==== Provided records

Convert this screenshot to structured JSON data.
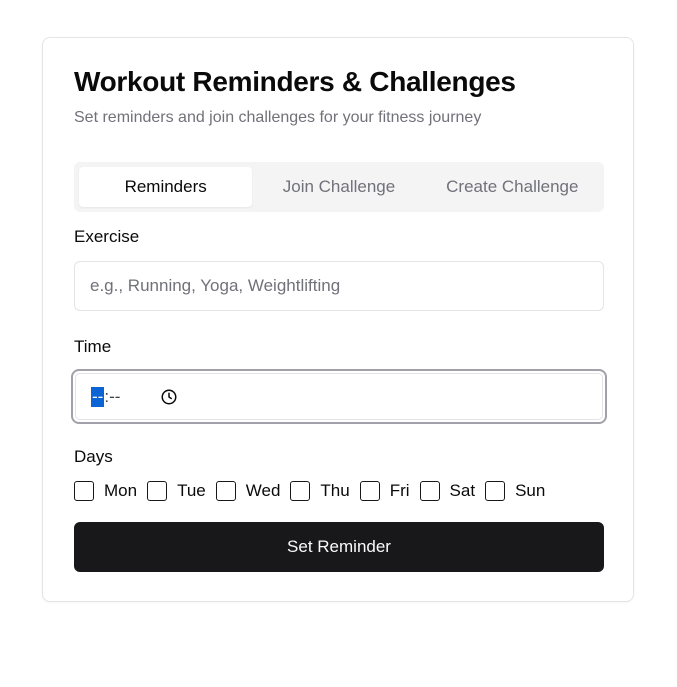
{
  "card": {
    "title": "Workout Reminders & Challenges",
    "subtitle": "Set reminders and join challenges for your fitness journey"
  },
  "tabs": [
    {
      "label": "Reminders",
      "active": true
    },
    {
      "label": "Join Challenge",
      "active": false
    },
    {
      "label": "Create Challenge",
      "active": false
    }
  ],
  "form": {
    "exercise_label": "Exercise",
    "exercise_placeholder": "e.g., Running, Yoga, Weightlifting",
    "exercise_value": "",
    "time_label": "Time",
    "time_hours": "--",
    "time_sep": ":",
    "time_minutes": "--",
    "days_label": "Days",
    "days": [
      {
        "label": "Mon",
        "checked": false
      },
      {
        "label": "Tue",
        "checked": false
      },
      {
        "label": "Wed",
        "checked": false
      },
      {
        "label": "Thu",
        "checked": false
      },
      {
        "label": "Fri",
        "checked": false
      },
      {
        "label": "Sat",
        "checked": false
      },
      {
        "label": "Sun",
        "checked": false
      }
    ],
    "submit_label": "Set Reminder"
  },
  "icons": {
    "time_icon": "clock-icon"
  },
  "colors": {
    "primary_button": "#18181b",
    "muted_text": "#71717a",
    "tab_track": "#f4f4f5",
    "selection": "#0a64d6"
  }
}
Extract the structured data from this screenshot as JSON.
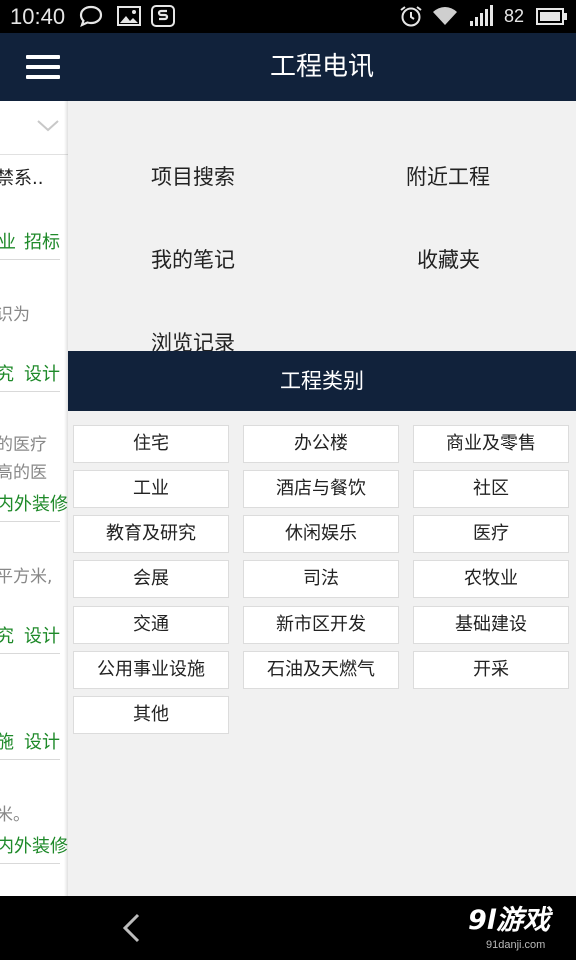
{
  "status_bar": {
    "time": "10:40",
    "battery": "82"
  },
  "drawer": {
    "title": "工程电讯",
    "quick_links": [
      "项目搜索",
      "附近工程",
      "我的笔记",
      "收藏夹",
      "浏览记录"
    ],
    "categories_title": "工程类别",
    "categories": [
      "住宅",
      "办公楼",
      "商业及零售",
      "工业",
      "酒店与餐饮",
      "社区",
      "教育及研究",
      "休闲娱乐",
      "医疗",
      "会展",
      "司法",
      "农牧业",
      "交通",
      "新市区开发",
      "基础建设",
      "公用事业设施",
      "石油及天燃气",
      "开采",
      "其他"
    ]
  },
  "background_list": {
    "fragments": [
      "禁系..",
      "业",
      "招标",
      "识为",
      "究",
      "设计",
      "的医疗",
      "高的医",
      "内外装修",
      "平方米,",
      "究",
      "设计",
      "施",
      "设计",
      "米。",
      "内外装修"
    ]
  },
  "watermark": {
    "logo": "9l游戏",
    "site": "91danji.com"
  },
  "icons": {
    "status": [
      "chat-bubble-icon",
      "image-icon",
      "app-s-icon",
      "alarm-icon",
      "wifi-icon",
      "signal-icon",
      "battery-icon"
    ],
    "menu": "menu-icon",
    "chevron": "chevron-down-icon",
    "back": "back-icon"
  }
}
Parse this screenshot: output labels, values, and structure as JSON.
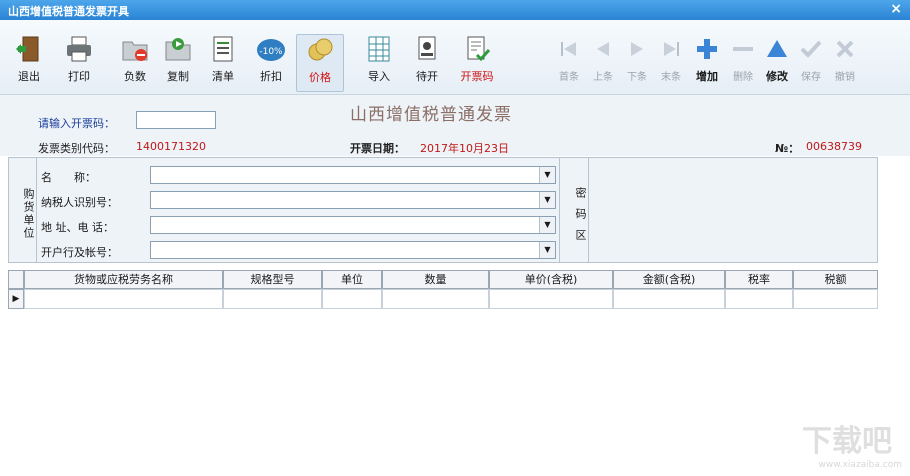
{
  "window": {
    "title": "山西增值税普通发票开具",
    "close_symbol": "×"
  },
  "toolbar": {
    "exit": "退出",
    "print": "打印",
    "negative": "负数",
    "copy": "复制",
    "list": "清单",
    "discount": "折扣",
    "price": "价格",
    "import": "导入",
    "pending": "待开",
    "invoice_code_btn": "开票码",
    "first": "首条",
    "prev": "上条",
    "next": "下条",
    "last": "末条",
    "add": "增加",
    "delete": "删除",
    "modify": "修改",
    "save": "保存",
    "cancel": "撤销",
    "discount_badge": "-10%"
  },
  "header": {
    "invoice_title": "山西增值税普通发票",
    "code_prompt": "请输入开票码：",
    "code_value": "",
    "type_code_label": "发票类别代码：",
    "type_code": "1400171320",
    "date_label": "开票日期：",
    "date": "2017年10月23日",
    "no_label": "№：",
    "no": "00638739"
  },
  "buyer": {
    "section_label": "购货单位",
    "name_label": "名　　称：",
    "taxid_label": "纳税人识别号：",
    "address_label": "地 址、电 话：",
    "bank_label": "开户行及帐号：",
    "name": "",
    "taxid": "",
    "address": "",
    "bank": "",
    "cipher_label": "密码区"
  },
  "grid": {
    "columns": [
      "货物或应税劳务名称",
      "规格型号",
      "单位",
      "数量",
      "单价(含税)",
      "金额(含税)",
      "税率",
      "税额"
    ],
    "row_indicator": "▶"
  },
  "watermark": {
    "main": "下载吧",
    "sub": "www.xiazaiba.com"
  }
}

========

Work out how many lines of the data above contain the string "JSON" and give the number alone.

• _Written response_
3